**** MATERIAL FOR THE TASK ****

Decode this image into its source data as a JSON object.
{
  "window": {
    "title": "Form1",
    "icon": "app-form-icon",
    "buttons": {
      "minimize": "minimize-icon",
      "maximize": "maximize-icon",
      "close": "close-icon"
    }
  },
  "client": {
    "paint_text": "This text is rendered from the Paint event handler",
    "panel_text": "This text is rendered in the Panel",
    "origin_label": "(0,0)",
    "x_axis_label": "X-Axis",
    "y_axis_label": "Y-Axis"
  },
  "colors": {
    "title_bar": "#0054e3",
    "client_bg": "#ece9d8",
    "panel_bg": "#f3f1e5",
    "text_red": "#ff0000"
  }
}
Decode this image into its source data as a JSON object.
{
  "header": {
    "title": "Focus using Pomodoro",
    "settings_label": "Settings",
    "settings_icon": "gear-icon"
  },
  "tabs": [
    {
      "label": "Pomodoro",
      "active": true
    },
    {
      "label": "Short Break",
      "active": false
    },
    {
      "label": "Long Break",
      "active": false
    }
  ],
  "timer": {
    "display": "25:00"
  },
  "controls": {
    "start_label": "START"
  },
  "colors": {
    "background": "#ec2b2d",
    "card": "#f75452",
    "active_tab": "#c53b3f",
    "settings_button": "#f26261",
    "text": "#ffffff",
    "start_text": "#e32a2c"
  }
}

****

DIRECTIVE » Extract all the entries word for word.

COMPLETE RESPONSE »
Decode this image into its source data as a JSON object.
{
  "window": {
    "title": "Form1",
    "icon": "app-form-icon",
    "buttons": {
      "minimize": "minimize-icon",
      "maximize": "maximize-icon",
      "close": "close-icon"
    }
  },
  "client": {
    "paint_text": "This text is rendered from the Paint event handler",
    "panel_text": "This text is rendered in the Panel",
    "origin_label": "(0,0)",
    "x_axis_label": "X-Axis",
    "y_axis_label": "Y-Axis"
  },
  "colors": {
    "title_bar": "#0054e3",
    "client_bg": "#ece9d8",
    "panel_bg": "#f3f1e5",
    "text_red": "#ff0000"
  }
}
Decode this image into its source data as a JSON object.
{
  "header": {
    "title": "Focus using Pomodoro",
    "settings_label": "Settings",
    "settings_icon": "gear-icon"
  },
  "tabs": [
    {
      "label": "Pomodoro",
      "active": true
    },
    {
      "label": "Short Break",
      "active": false
    },
    {
      "label": "Long Break",
      "active": false
    }
  ],
  "timer": {
    "display": "25:00"
  },
  "controls": {
    "start_label": "START"
  },
  "colors": {
    "background": "#ec2b2d",
    "card": "#f75452",
    "active_tab": "#c53b3f",
    "settings_button": "#f26261",
    "text": "#ffffff",
    "start_text": "#e32a2c"
  }
}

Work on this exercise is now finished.